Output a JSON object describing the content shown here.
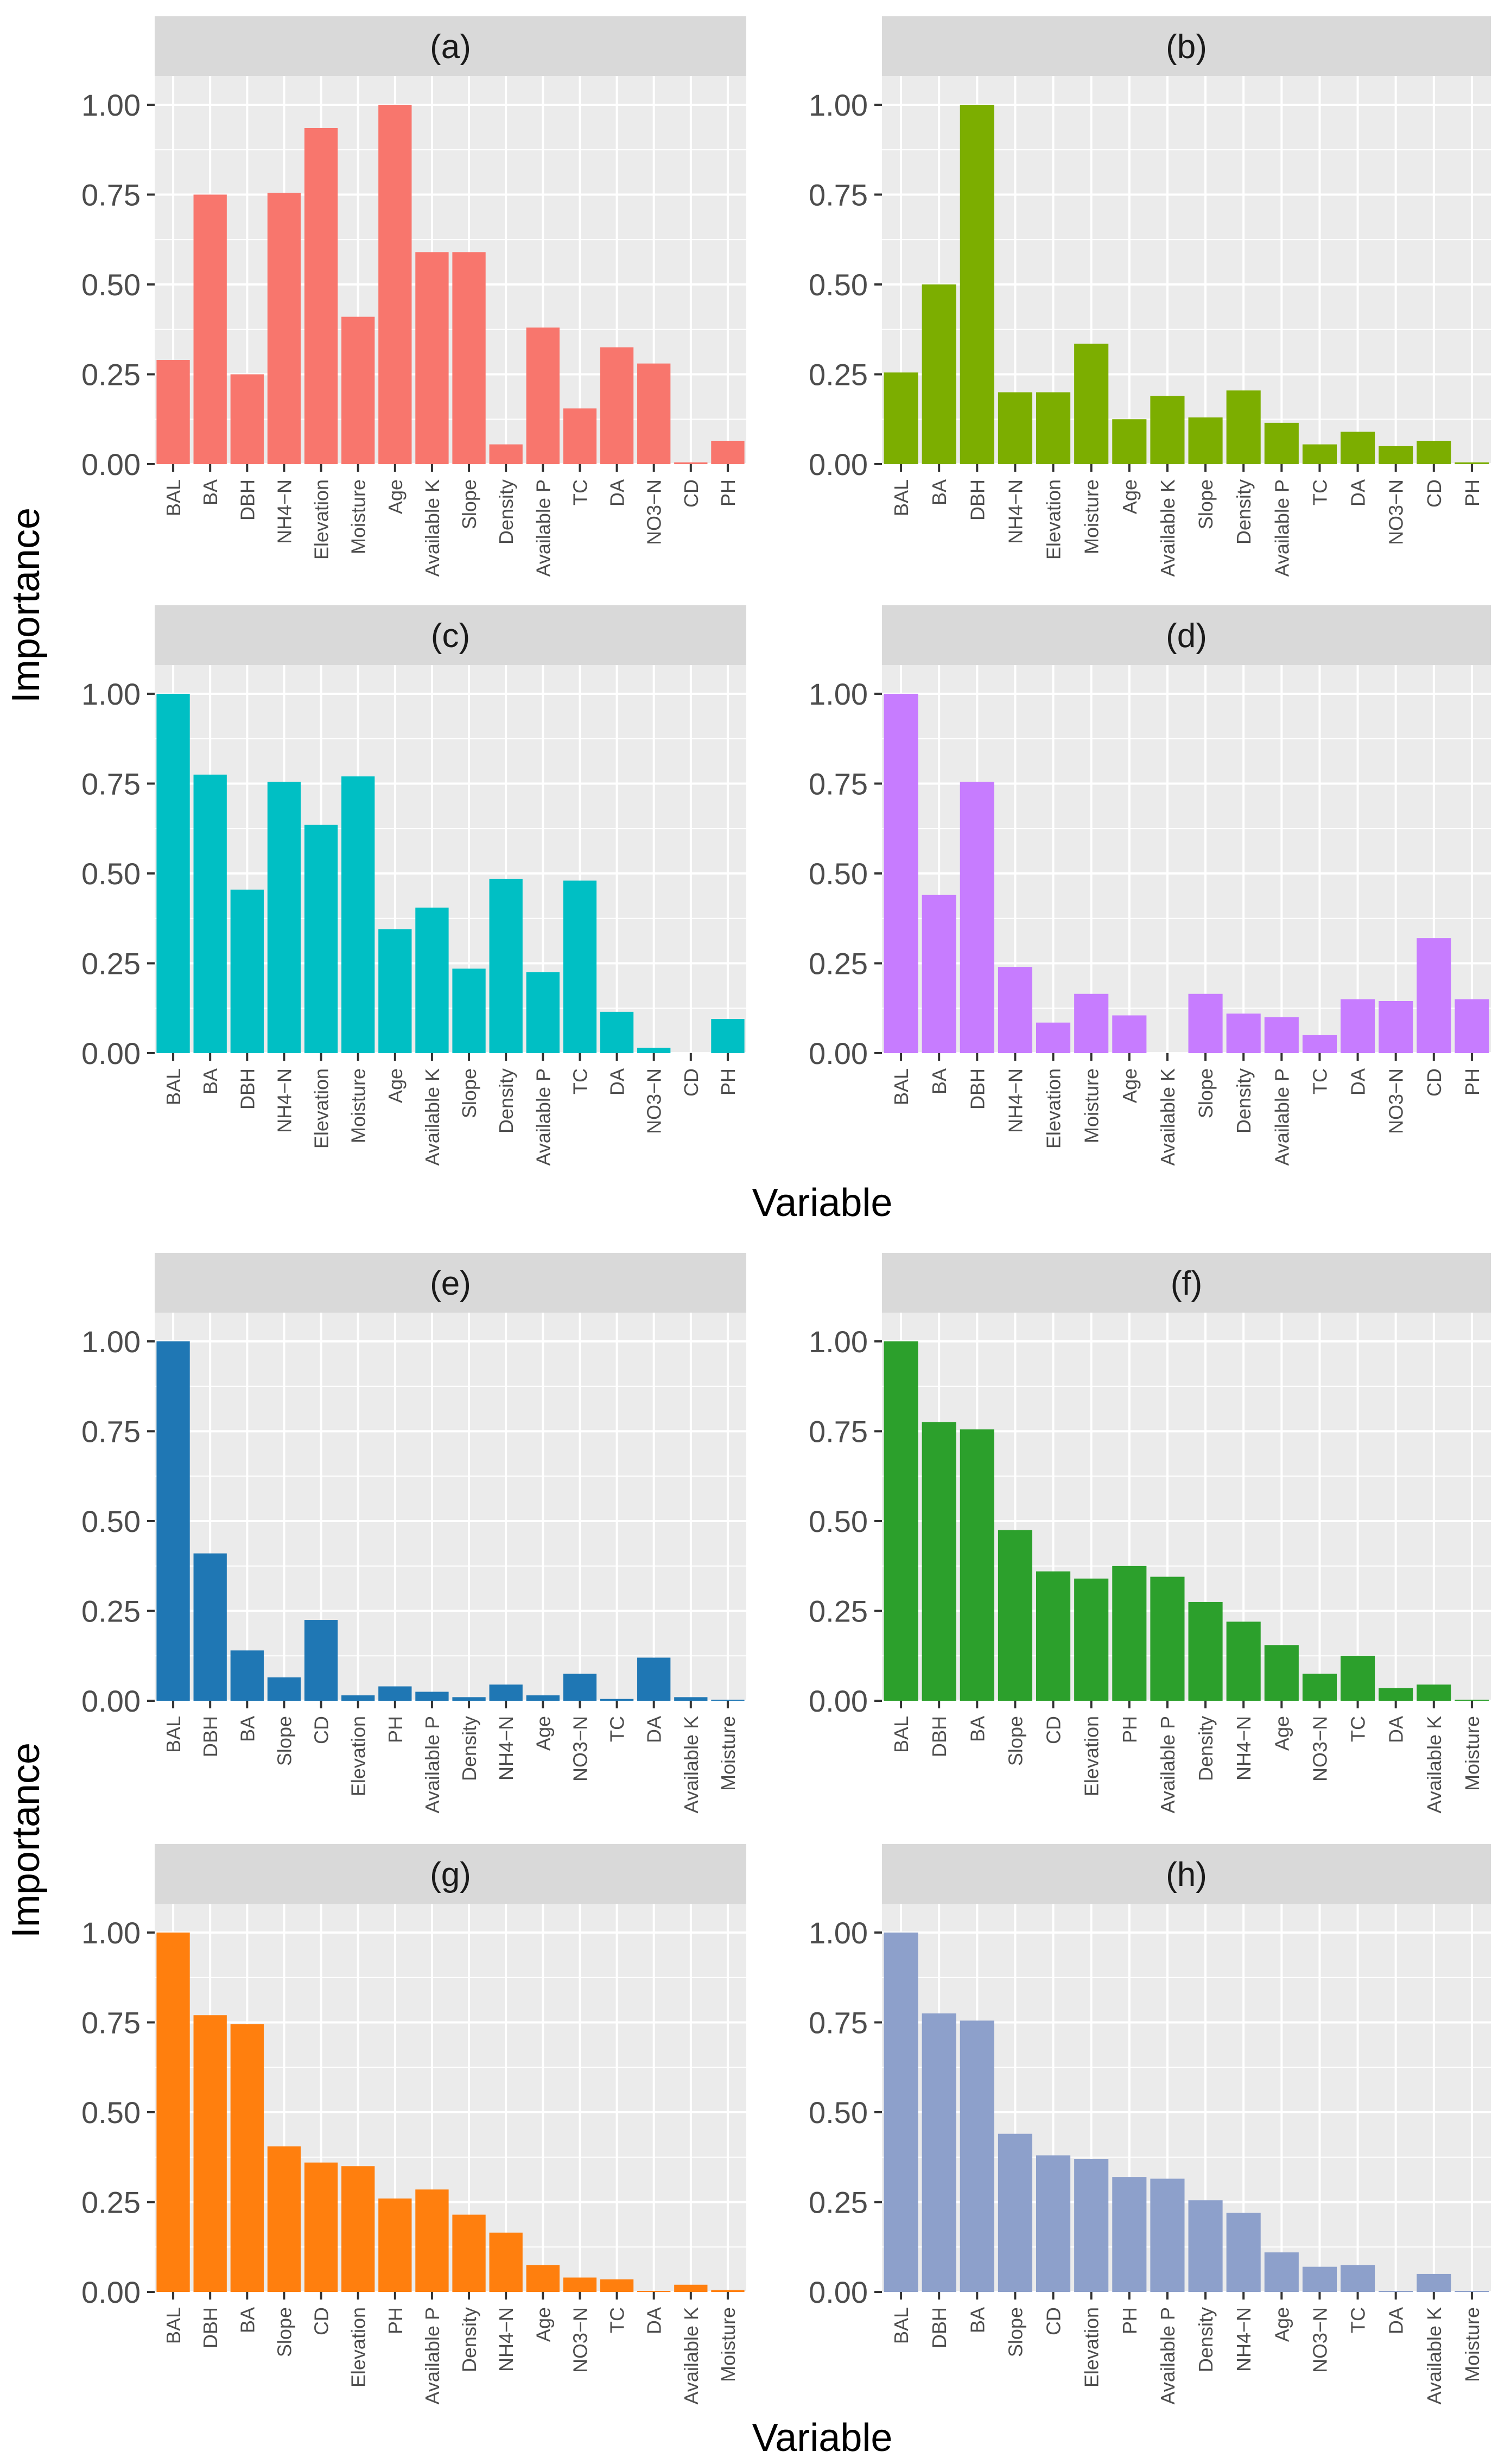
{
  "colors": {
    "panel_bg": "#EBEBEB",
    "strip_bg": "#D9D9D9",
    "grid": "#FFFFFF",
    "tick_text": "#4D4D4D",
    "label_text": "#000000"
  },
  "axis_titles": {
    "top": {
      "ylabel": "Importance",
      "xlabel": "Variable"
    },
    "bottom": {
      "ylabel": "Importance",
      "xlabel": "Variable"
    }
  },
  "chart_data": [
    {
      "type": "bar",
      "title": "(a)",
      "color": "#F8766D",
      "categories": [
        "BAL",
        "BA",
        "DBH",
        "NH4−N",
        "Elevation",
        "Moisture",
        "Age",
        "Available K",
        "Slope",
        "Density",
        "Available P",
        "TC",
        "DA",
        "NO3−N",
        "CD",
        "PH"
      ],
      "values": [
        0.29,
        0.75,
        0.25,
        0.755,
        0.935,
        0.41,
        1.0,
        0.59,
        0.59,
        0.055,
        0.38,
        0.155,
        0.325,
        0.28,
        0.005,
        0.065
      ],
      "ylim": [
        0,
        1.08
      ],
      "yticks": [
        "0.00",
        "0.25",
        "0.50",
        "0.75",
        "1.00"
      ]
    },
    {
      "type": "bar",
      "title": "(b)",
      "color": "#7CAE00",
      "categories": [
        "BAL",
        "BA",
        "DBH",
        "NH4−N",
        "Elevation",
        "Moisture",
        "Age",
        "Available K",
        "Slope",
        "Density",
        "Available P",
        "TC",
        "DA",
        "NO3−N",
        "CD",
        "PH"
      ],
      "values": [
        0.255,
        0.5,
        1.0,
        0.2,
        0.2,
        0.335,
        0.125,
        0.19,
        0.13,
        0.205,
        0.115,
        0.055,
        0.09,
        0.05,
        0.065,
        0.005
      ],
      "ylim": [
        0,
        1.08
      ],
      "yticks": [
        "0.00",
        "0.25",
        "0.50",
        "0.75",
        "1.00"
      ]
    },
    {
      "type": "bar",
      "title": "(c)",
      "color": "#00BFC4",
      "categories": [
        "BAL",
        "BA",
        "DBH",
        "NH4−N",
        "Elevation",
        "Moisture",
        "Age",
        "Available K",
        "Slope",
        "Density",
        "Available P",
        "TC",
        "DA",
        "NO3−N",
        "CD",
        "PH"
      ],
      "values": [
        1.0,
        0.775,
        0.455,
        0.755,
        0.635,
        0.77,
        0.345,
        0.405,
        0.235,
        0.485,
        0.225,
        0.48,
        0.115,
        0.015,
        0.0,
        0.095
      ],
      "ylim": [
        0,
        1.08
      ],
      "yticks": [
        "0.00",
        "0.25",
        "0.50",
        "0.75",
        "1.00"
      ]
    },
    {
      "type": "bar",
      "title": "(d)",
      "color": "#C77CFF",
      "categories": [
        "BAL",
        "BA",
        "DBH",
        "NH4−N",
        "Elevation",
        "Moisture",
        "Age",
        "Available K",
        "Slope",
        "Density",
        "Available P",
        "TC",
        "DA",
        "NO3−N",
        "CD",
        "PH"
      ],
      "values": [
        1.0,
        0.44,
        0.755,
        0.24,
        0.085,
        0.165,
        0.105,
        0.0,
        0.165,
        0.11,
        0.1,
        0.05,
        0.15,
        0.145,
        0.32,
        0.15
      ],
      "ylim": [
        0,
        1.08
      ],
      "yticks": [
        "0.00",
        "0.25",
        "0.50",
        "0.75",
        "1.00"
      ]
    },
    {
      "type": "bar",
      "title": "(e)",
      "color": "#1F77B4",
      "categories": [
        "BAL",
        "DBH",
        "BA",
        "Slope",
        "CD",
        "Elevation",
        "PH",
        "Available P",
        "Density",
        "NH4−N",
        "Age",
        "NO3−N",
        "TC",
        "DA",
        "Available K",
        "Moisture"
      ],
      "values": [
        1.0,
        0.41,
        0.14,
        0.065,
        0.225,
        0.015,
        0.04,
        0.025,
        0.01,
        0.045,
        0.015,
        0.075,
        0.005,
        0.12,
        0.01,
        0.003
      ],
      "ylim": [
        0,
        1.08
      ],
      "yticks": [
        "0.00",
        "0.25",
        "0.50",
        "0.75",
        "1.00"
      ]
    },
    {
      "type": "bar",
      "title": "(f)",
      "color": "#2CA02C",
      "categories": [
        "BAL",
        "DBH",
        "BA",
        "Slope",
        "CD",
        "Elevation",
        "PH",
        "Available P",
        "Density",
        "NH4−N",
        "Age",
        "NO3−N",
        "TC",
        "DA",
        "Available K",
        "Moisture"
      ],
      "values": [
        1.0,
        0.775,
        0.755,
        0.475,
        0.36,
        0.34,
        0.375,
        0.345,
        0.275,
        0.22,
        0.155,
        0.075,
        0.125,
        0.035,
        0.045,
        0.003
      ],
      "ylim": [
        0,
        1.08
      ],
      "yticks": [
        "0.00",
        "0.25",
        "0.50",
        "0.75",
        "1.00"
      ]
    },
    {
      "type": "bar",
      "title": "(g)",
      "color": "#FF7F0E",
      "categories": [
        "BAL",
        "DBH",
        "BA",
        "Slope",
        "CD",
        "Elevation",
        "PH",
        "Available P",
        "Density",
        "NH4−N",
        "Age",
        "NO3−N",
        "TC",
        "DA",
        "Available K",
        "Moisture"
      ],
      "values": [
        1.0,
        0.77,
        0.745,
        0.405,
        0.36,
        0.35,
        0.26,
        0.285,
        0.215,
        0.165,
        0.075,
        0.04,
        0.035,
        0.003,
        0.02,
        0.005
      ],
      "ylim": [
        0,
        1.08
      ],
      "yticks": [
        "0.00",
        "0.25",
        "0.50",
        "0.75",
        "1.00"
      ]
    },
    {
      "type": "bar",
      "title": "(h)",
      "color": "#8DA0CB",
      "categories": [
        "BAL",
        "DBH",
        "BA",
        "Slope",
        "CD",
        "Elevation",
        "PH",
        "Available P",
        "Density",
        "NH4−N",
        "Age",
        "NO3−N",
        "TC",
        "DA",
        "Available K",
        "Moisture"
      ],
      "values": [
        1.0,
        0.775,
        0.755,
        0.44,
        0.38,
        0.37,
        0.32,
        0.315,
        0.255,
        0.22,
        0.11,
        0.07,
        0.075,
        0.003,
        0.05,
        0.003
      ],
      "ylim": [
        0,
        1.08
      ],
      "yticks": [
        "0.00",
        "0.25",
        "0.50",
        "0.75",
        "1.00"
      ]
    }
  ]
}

(Short task) Your task is an exact transcription of all the data, minus the pictures.

(Exercise solution)
Output a JSON object describing the content shown here.
{
  "colors": {
    "panel_bg": "#EBEBEB",
    "strip_bg": "#D9D9D9",
    "grid": "#FFFFFF",
    "tick_text": "#4D4D4D",
    "label_text": "#000000"
  },
  "axis_titles": {
    "top": {
      "ylabel": "Importance",
      "xlabel": "Variable"
    },
    "bottom": {
      "ylabel": "Importance",
      "xlabel": "Variable"
    }
  },
  "chart_data": [
    {
      "type": "bar",
      "title": "(a)",
      "color": "#F8766D",
      "categories": [
        "BAL",
        "BA",
        "DBH",
        "NH4−N",
        "Elevation",
        "Moisture",
        "Age",
        "Available K",
        "Slope",
        "Density",
        "Available P",
        "TC",
        "DA",
        "NO3−N",
        "CD",
        "PH"
      ],
      "values": [
        0.29,
        0.75,
        0.25,
        0.755,
        0.935,
        0.41,
        1.0,
        0.59,
        0.59,
        0.055,
        0.38,
        0.155,
        0.325,
        0.28,
        0.005,
        0.065
      ],
      "ylim": [
        0,
        1.08
      ],
      "yticks": [
        "0.00",
        "0.25",
        "0.50",
        "0.75",
        "1.00"
      ]
    },
    {
      "type": "bar",
      "title": "(b)",
      "color": "#7CAE00",
      "categories": [
        "BAL",
        "BA",
        "DBH",
        "NH4−N",
        "Elevation",
        "Moisture",
        "Age",
        "Available K",
        "Slope",
        "Density",
        "Available P",
        "TC",
        "DA",
        "NO3−N",
        "CD",
        "PH"
      ],
      "values": [
        0.255,
        0.5,
        1.0,
        0.2,
        0.2,
        0.335,
        0.125,
        0.19,
        0.13,
        0.205,
        0.115,
        0.055,
        0.09,
        0.05,
        0.065,
        0.005
      ],
      "ylim": [
        0,
        1.08
      ],
      "yticks": [
        "0.00",
        "0.25",
        "0.50",
        "0.75",
        "1.00"
      ]
    },
    {
      "type": "bar",
      "title": "(c)",
      "color": "#00BFC4",
      "categories": [
        "BAL",
        "BA",
        "DBH",
        "NH4−N",
        "Elevation",
        "Moisture",
        "Age",
        "Available K",
        "Slope",
        "Density",
        "Available P",
        "TC",
        "DA",
        "NO3−N",
        "CD",
        "PH"
      ],
      "values": [
        1.0,
        0.775,
        0.455,
        0.755,
        0.635,
        0.77,
        0.345,
        0.405,
        0.235,
        0.485,
        0.225,
        0.48,
        0.115,
        0.015,
        0.0,
        0.095
      ],
      "ylim": [
        0,
        1.08
      ],
      "yticks": [
        "0.00",
        "0.25",
        "0.50",
        "0.75",
        "1.00"
      ]
    },
    {
      "type": "bar",
      "title": "(d)",
      "color": "#C77CFF",
      "categories": [
        "BAL",
        "BA",
        "DBH",
        "NH4−N",
        "Elevation",
        "Moisture",
        "Age",
        "Available K",
        "Slope",
        "Density",
        "Available P",
        "TC",
        "DA",
        "NO3−N",
        "CD",
        "PH"
      ],
      "values": [
        1.0,
        0.44,
        0.755,
        0.24,
        0.085,
        0.165,
        0.105,
        0.0,
        0.165,
        0.11,
        0.1,
        0.05,
        0.15,
        0.145,
        0.32,
        0.15
      ],
      "ylim": [
        0,
        1.08
      ],
      "yticks": [
        "0.00",
        "0.25",
        "0.50",
        "0.75",
        "1.00"
      ]
    },
    {
      "type": "bar",
      "title": "(e)",
      "color": "#1F77B4",
      "categories": [
        "BAL",
        "DBH",
        "BA",
        "Slope",
        "CD",
        "Elevation",
        "PH",
        "Available P",
        "Density",
        "NH4−N",
        "Age",
        "NO3−N",
        "TC",
        "DA",
        "Available K",
        "Moisture"
      ],
      "values": [
        1.0,
        0.41,
        0.14,
        0.065,
        0.225,
        0.015,
        0.04,
        0.025,
        0.01,
        0.045,
        0.015,
        0.075,
        0.005,
        0.12,
        0.01,
        0.003
      ],
      "ylim": [
        0,
        1.08
      ],
      "yticks": [
        "0.00",
        "0.25",
        "0.50",
        "0.75",
        "1.00"
      ]
    },
    {
      "type": "bar",
      "title": "(f)",
      "color": "#2CA02C",
      "categories": [
        "BAL",
        "DBH",
        "BA",
        "Slope",
        "CD",
        "Elevation",
        "PH",
        "Available P",
        "Density",
        "NH4−N",
        "Age",
        "NO3−N",
        "TC",
        "DA",
        "Available K",
        "Moisture"
      ],
      "values": [
        1.0,
        0.775,
        0.755,
        0.475,
        0.36,
        0.34,
        0.375,
        0.345,
        0.275,
        0.22,
        0.155,
        0.075,
        0.125,
        0.035,
        0.045,
        0.003
      ],
      "ylim": [
        0,
        1.08
      ],
      "yticks": [
        "0.00",
        "0.25",
        "0.50",
        "0.75",
        "1.00"
      ]
    },
    {
      "type": "bar",
      "title": "(g)",
      "color": "#FF7F0E",
      "categories": [
        "BAL",
        "DBH",
        "BA",
        "Slope",
        "CD",
        "Elevation",
        "PH",
        "Available P",
        "Density",
        "NH4−N",
        "Age",
        "NO3−N",
        "TC",
        "DA",
        "Available K",
        "Moisture"
      ],
      "values": [
        1.0,
        0.77,
        0.745,
        0.405,
        0.36,
        0.35,
        0.26,
        0.285,
        0.215,
        0.165,
        0.075,
        0.04,
        0.035,
        0.003,
        0.02,
        0.005
      ],
      "ylim": [
        0,
        1.08
      ],
      "yticks": [
        "0.00",
        "0.25",
        "0.50",
        "0.75",
        "1.00"
      ]
    },
    {
      "type": "bar",
      "title": "(h)",
      "color": "#8DA0CB",
      "categories": [
        "BAL",
        "DBH",
        "BA",
        "Slope",
        "CD",
        "Elevation",
        "PH",
        "Available P",
        "Density",
        "NH4−N",
        "Age",
        "NO3−N",
        "TC",
        "DA",
        "Available K",
        "Moisture"
      ],
      "values": [
        1.0,
        0.775,
        0.755,
        0.44,
        0.38,
        0.37,
        0.32,
        0.315,
        0.255,
        0.22,
        0.11,
        0.07,
        0.075,
        0.003,
        0.05,
        0.003
      ],
      "ylim": [
        0,
        1.08
      ],
      "yticks": [
        "0.00",
        "0.25",
        "0.50",
        "0.75",
        "1.00"
      ]
    }
  ]
}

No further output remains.